[Begin MATERIAL FOR THIS TASK]
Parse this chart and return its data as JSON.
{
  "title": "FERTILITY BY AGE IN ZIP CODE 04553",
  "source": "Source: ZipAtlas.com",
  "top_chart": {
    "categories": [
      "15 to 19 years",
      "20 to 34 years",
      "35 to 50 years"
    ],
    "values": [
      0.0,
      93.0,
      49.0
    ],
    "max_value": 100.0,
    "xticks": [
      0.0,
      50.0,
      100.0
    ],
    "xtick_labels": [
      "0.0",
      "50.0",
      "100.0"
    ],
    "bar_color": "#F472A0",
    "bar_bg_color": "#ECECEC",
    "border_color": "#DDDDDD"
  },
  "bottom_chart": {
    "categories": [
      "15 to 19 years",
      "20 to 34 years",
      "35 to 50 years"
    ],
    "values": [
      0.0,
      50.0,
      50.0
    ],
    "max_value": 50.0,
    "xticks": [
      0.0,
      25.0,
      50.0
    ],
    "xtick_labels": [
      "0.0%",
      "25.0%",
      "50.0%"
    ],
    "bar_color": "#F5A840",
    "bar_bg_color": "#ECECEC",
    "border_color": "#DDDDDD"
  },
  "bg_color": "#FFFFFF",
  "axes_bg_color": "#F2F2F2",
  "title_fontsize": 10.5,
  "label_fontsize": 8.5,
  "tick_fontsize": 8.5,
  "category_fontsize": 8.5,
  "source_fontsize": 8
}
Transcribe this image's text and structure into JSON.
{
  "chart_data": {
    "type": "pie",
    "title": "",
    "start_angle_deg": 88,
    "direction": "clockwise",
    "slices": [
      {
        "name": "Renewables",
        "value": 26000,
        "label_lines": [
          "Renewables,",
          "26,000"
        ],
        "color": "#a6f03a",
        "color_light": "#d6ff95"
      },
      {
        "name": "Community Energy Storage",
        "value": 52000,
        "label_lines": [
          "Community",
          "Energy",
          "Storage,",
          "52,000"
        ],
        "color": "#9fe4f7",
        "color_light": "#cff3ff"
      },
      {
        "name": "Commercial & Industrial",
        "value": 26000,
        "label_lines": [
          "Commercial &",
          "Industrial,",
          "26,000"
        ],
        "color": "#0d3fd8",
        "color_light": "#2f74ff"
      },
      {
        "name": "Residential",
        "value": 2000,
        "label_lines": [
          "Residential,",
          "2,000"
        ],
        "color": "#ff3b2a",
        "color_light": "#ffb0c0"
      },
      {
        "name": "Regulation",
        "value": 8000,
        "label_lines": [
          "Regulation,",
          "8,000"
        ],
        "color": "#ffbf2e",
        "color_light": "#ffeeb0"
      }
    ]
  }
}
[End MATERIAL FOR THIS TASK]
(REQUIRED WORK) Tally the lines that hold the string "name" and state the total, nothing more.

(EXERCISE RESPONSE) 5